__Description of the task__: Write out the full set of records exactly. Any pictures in them do not belong in the copy.

__Recorded data__:
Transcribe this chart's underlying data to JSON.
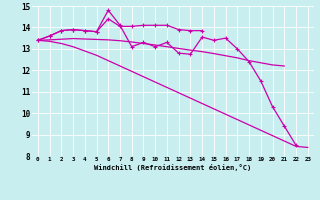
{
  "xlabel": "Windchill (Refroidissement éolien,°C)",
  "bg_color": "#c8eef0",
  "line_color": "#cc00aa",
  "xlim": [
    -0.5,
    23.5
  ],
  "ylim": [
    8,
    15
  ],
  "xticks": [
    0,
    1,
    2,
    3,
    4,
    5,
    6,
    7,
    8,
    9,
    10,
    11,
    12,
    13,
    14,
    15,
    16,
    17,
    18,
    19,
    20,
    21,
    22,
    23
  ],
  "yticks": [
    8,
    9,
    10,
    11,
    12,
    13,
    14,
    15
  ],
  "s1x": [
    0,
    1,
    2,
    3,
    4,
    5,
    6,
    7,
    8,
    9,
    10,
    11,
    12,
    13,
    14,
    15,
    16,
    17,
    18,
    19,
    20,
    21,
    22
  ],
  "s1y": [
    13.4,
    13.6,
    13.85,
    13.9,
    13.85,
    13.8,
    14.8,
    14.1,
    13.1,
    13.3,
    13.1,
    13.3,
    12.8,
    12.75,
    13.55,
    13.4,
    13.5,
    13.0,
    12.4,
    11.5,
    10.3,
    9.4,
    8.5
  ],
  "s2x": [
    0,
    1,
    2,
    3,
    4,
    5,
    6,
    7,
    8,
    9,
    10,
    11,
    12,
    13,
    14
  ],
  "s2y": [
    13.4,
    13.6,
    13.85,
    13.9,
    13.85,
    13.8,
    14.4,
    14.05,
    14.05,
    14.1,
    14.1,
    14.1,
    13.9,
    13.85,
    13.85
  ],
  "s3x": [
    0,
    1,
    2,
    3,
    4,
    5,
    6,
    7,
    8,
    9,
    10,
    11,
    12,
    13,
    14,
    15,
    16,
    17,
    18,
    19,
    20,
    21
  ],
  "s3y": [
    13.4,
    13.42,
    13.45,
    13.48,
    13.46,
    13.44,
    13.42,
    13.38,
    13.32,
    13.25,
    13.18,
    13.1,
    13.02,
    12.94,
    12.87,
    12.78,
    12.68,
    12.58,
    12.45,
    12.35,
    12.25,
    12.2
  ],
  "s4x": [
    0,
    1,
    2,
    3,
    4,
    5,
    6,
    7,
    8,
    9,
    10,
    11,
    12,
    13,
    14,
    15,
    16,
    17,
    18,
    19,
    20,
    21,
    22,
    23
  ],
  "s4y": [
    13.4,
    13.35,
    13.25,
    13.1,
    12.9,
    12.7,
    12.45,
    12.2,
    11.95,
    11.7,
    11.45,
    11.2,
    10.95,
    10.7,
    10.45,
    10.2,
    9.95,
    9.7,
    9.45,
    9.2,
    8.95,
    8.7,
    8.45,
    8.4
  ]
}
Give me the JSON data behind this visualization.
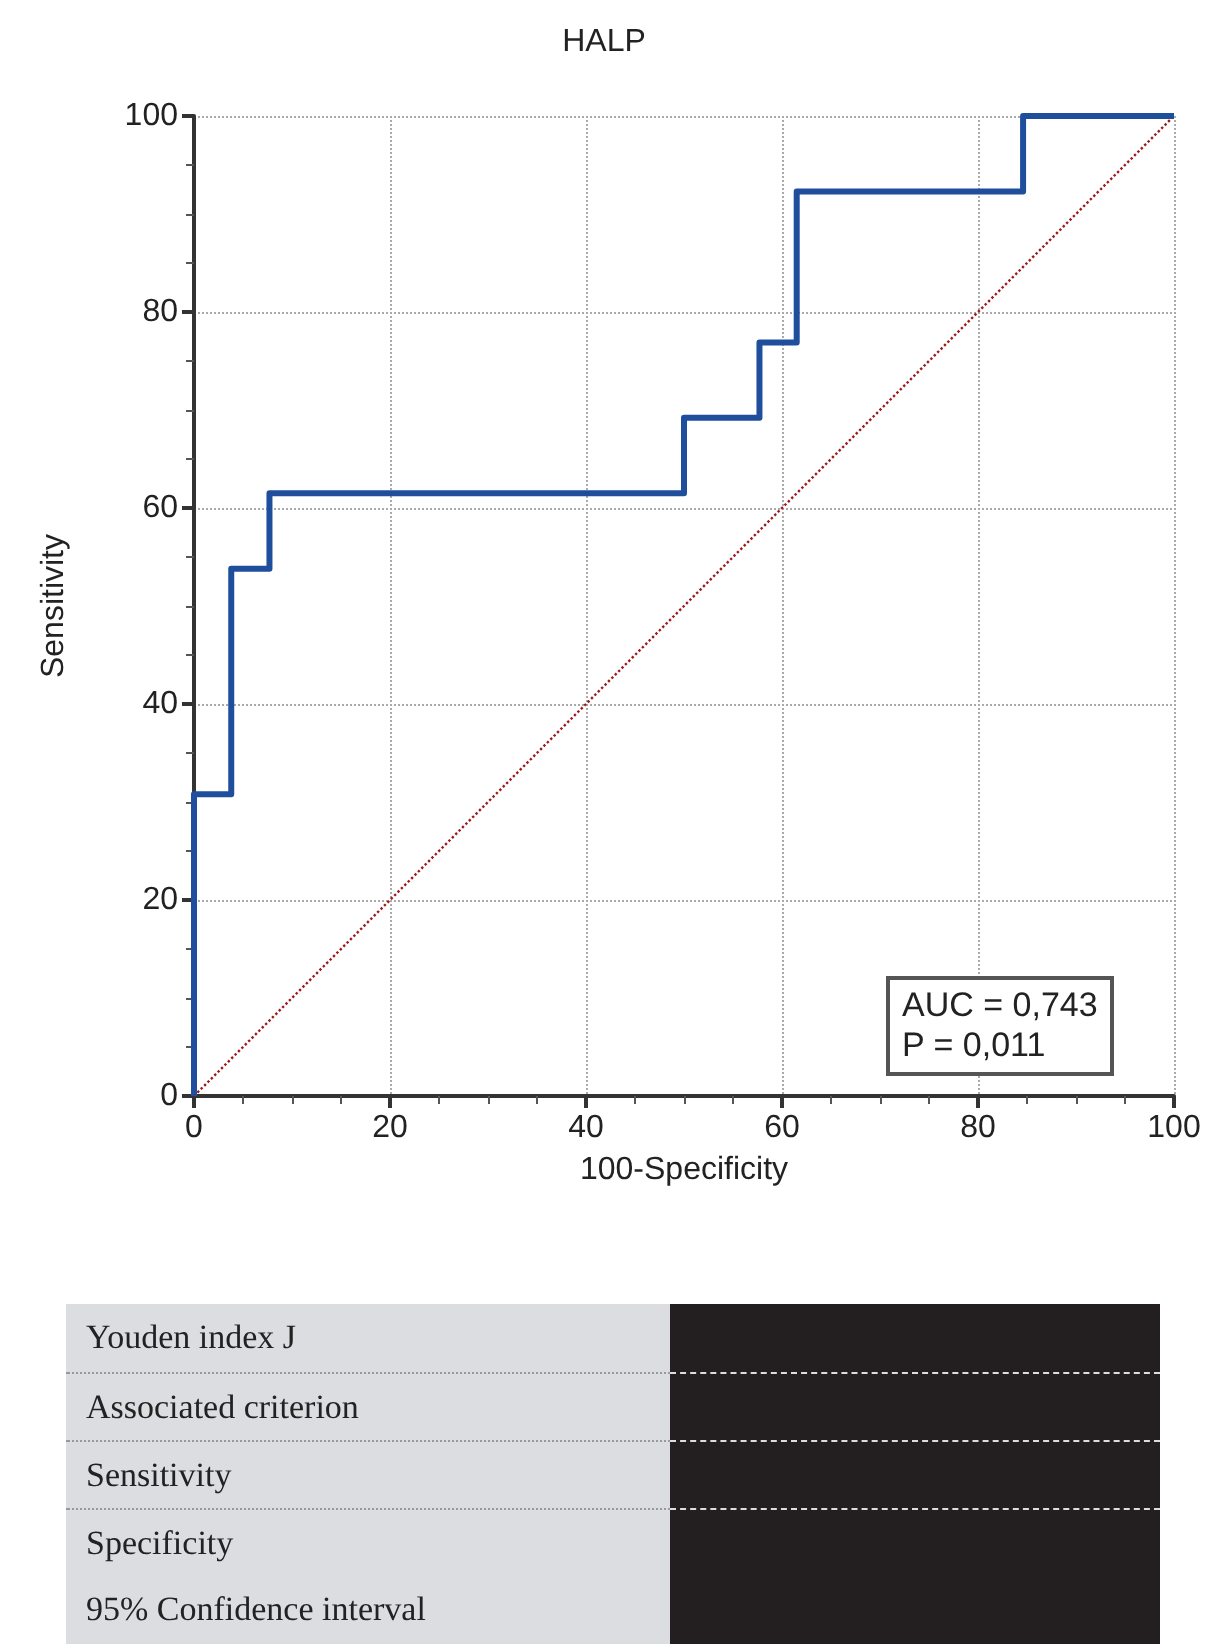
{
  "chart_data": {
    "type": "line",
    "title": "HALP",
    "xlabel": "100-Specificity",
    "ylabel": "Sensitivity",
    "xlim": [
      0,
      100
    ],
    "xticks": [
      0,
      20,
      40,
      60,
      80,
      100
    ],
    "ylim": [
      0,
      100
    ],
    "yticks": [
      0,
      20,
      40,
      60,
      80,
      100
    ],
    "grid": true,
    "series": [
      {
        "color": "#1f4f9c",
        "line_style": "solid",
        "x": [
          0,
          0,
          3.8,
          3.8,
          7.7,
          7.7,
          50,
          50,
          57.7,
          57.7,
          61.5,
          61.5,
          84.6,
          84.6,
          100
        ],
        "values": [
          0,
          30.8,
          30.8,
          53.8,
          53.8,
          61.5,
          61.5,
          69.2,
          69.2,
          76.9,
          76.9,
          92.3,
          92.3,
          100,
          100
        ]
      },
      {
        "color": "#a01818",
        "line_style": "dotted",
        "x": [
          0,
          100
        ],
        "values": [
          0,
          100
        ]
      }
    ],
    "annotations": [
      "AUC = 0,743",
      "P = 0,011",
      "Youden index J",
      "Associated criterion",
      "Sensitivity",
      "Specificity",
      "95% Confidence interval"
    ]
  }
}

__Solution for this problem__:
Transcribe this chart's underlying data to JSON.
{
  "xlabel": "Windchill (Refroidissement éolien,°C)",
  "bg_color": "#c8eef0",
  "line_color": "#cc00aa",
  "xlim": [
    -0.5,
    23.5
  ],
  "ylim": [
    8,
    15
  ],
  "xticks": [
    0,
    1,
    2,
    3,
    4,
    5,
    6,
    7,
    8,
    9,
    10,
    11,
    12,
    13,
    14,
    15,
    16,
    17,
    18,
    19,
    20,
    21,
    22,
    23
  ],
  "yticks": [
    8,
    9,
    10,
    11,
    12,
    13,
    14,
    15
  ],
  "s1x": [
    0,
    1,
    2,
    3,
    4,
    5,
    6,
    7,
    8,
    9,
    10,
    11,
    12,
    13,
    14,
    15,
    16,
    17,
    18,
    19,
    20,
    21,
    22
  ],
  "s1y": [
    13.4,
    13.6,
    13.85,
    13.9,
    13.85,
    13.8,
    14.8,
    14.1,
    13.1,
    13.3,
    13.1,
    13.3,
    12.8,
    12.75,
    13.55,
    13.4,
    13.5,
    13.0,
    12.4,
    11.5,
    10.3,
    9.4,
    8.5
  ],
  "s2x": [
    0,
    1,
    2,
    3,
    4,
    5,
    6,
    7,
    8,
    9,
    10,
    11,
    12,
    13,
    14
  ],
  "s2y": [
    13.4,
    13.6,
    13.85,
    13.9,
    13.85,
    13.8,
    14.4,
    14.05,
    14.05,
    14.1,
    14.1,
    14.1,
    13.9,
    13.85,
    13.85
  ],
  "s3x": [
    0,
    1,
    2,
    3,
    4,
    5,
    6,
    7,
    8,
    9,
    10,
    11,
    12,
    13,
    14,
    15,
    16,
    17,
    18,
    19,
    20,
    21
  ],
  "s3y": [
    13.4,
    13.42,
    13.45,
    13.48,
    13.46,
    13.44,
    13.42,
    13.38,
    13.32,
    13.25,
    13.18,
    13.1,
    13.02,
    12.94,
    12.87,
    12.78,
    12.68,
    12.58,
    12.45,
    12.35,
    12.25,
    12.2
  ],
  "s4x": [
    0,
    1,
    2,
    3,
    4,
    5,
    6,
    7,
    8,
    9,
    10,
    11,
    12,
    13,
    14,
    15,
    16,
    17,
    18,
    19,
    20,
    21,
    22,
    23
  ],
  "s4y": [
    13.4,
    13.35,
    13.25,
    13.1,
    12.9,
    12.7,
    12.45,
    12.2,
    11.95,
    11.7,
    11.45,
    11.2,
    10.95,
    10.7,
    10.45,
    10.2,
    9.95,
    9.7,
    9.45,
    9.2,
    8.95,
    8.7,
    8.45,
    8.4
  ]
}
Give me the JSON data behind this visualization.
{
  "chart_data": {
    "type": "line",
    "title": "HALP",
    "xlabel": "100-Specificity",
    "ylabel": "Sensitivity",
    "xlim": [
      0,
      100
    ],
    "xticks": [
      0,
      20,
      40,
      60,
      80,
      100
    ],
    "ylim": [
      0,
      100
    ],
    "yticks": [
      0,
      20,
      40,
      60,
      80,
      100
    ],
    "grid": true,
    "series": [
      {
        "color": "#1f4f9c",
        "line_style": "solid",
        "x": [
          0,
          0,
          3.8,
          3.8,
          7.7,
          7.7,
          50,
          50,
          57.7,
          57.7,
          61.5,
          61.5,
          84.6,
          84.6,
          100
        ],
        "values": [
          0,
          30.8,
          30.8,
          53.8,
          53.8,
          61.5,
          61.5,
          69.2,
          69.2,
          76.9,
          76.9,
          92.3,
          92.3,
          100,
          100
        ]
      },
      {
        "color": "#a01818",
        "line_style": "dotted",
        "x": [
          0,
          100
        ],
        "values": [
          0,
          100
        ]
      }
    ],
    "annotations": [
      "AUC = 0,743",
      "P = 0,011",
      "Youden index J",
      "Associated criterion",
      "Sensitivity",
      "Specificity",
      "95% Confidence interval"
    ]
  }
}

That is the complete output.